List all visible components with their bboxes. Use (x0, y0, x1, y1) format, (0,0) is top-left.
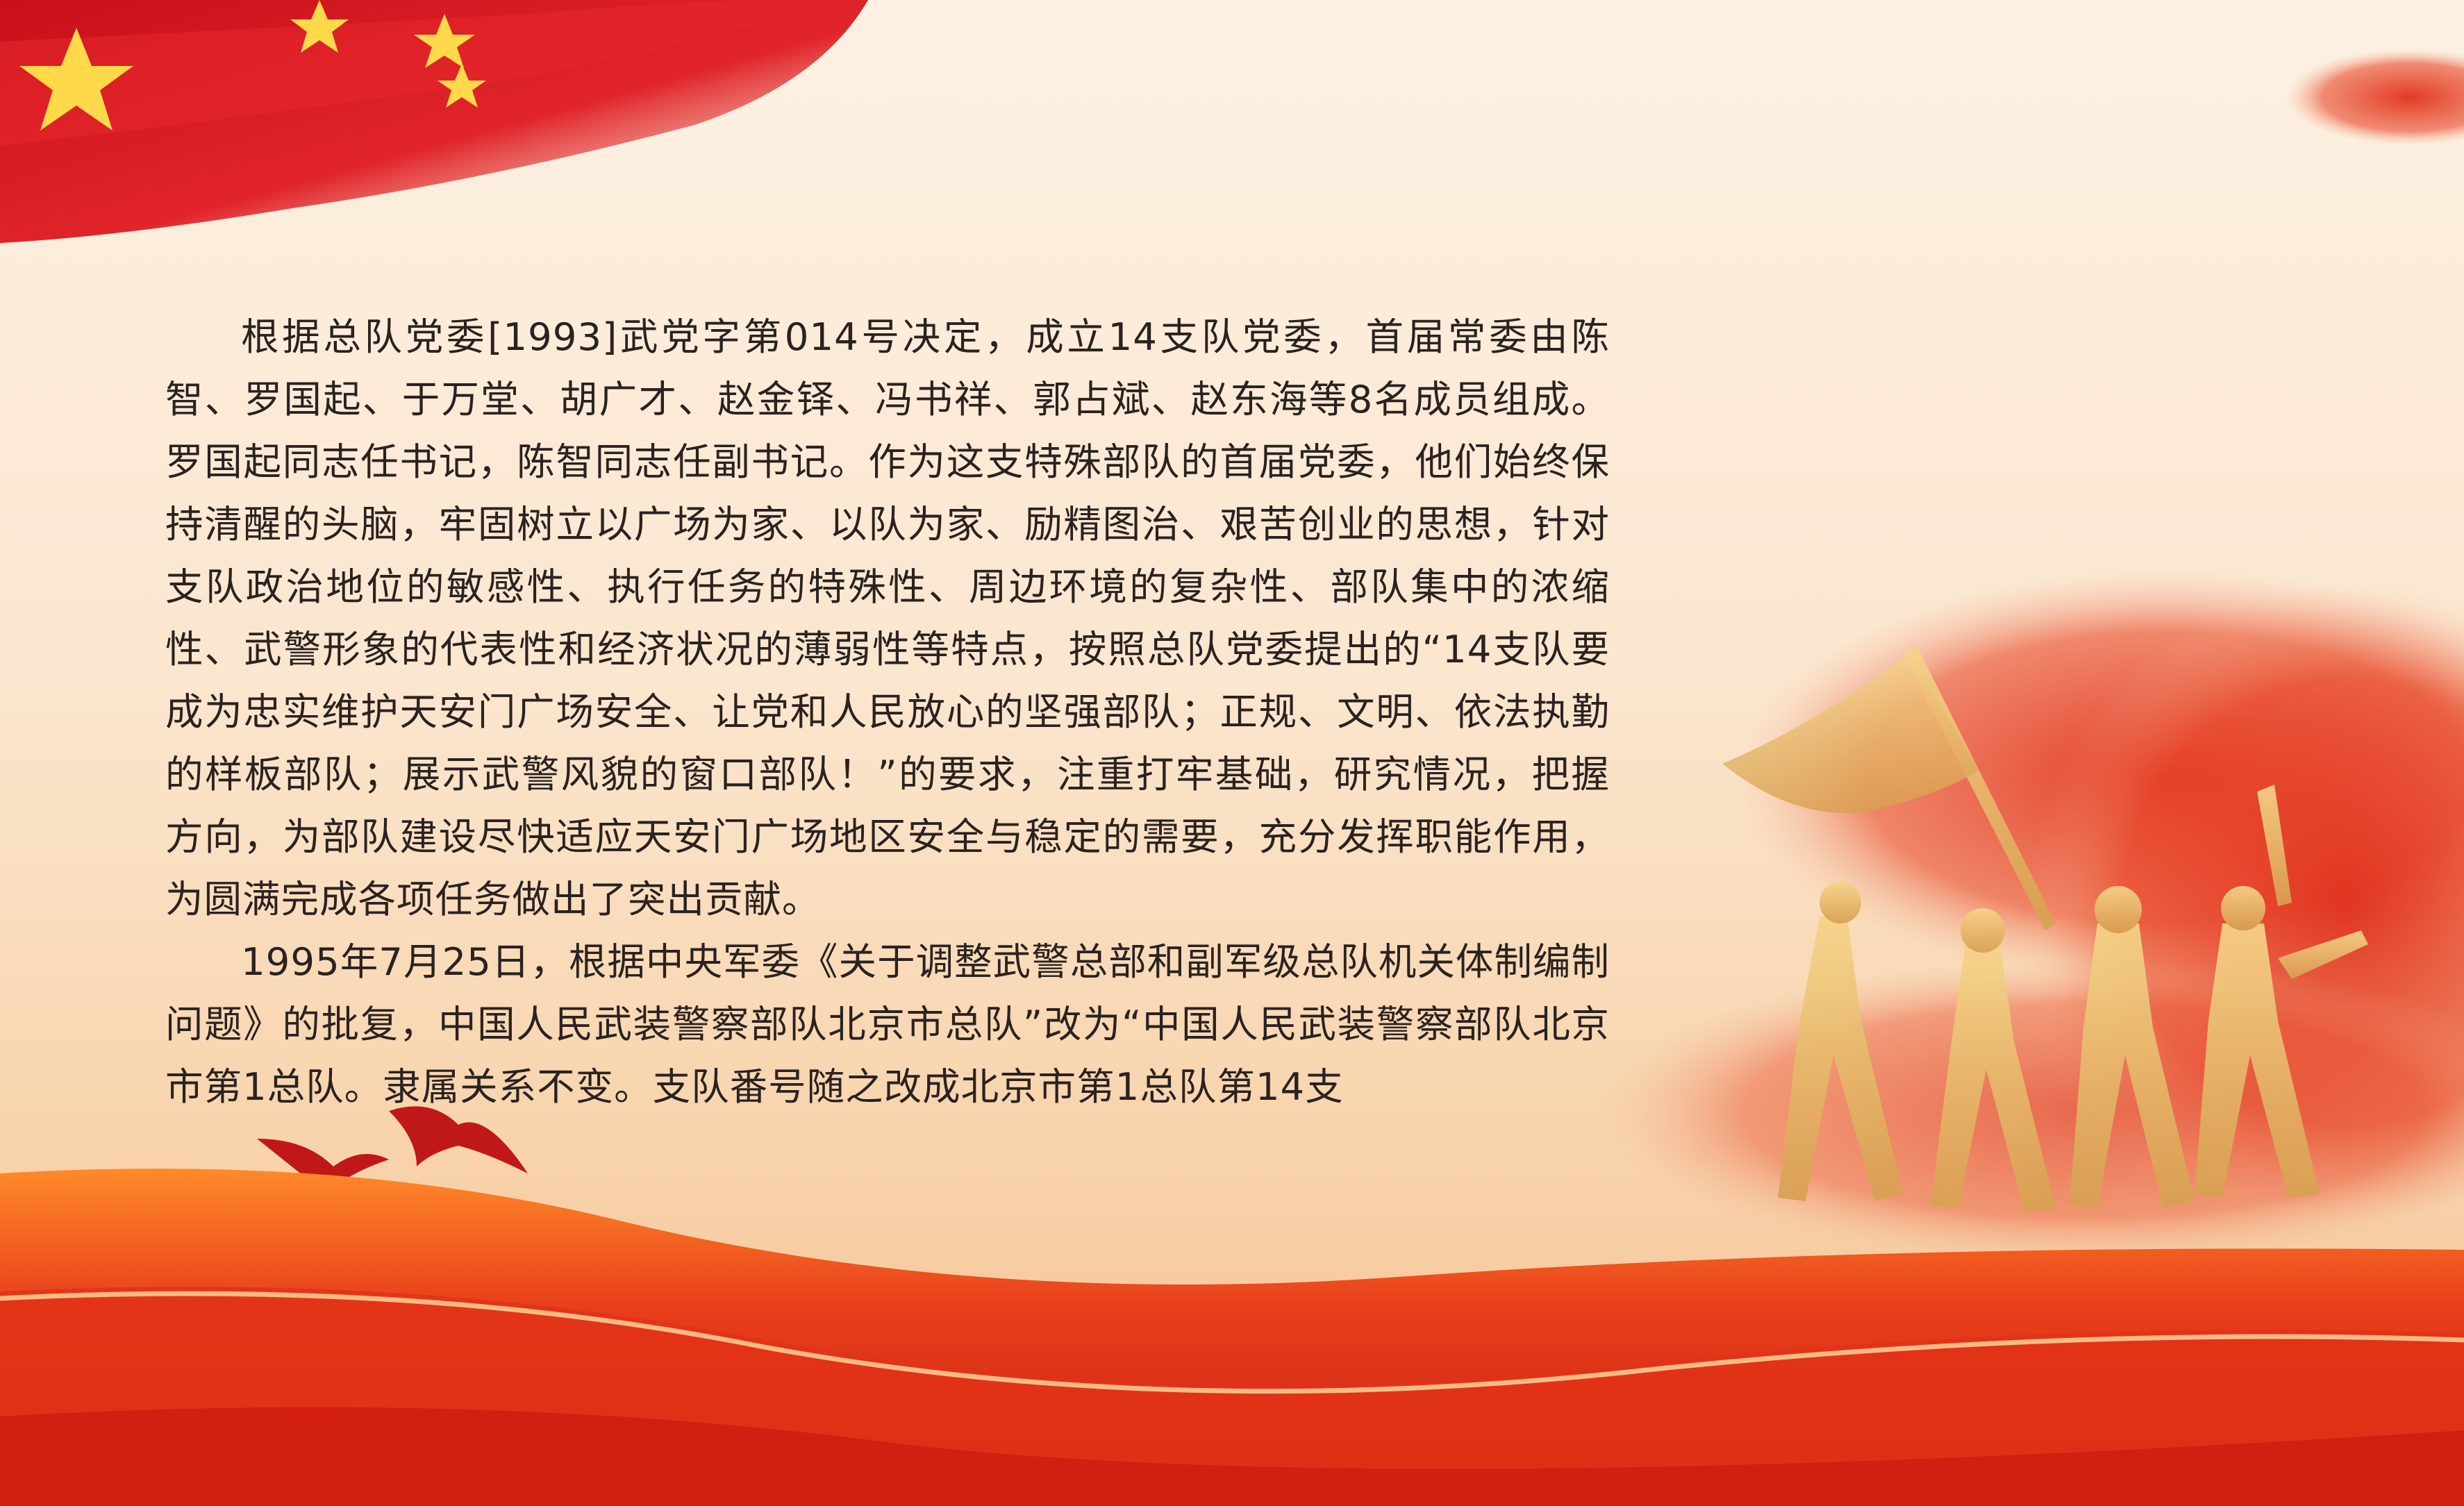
flag-icon (0, 0, 868, 243)
flag-icon (2285, 49, 2464, 146)
paragraph: 根据总队党委[1993]武党字第014号决定，成立14支队党委，首届常委由陈智、… (165, 315, 1610, 921)
bottom-wave (0, 1169, 2464, 1506)
paragraph: 1995年7月25日，根据中央军委《关于调整武警总部和副军级总队机关体制编制问题… (165, 939, 1610, 1109)
soldiers-silhouette-icon (1722, 646, 2368, 1212)
article-body: 根据总队党委[1993]武党字第014号决定，成立14支队党委，首届常委由陈智、… (165, 306, 1610, 1118)
star-icon (19, 0, 486, 131)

(Stated task): Copy the data above verbatim, line for line, but omit the image.

(Final result):
List all visible components with their bboxes. Use (x0, y0, x1, y1) format, (0,0) is top-left.
flag-icon (0, 0, 868, 243)
flag-icon (2285, 49, 2464, 146)
paragraph: 根据总队党委[1993]武党字第014号决定，成立14支队党委，首届常委由陈智、… (165, 315, 1610, 921)
bottom-wave (0, 1169, 2464, 1506)
paragraph: 1995年7月25日，根据中央军委《关于调整武警总部和副军级总队机关体制编制问题… (165, 939, 1610, 1109)
soldiers-silhouette-icon (1722, 646, 2368, 1212)
article-body: 根据总队党委[1993]武党字第014号决定，成立14支队党委，首届常委由陈智、… (165, 306, 1610, 1118)
star-icon (19, 0, 486, 131)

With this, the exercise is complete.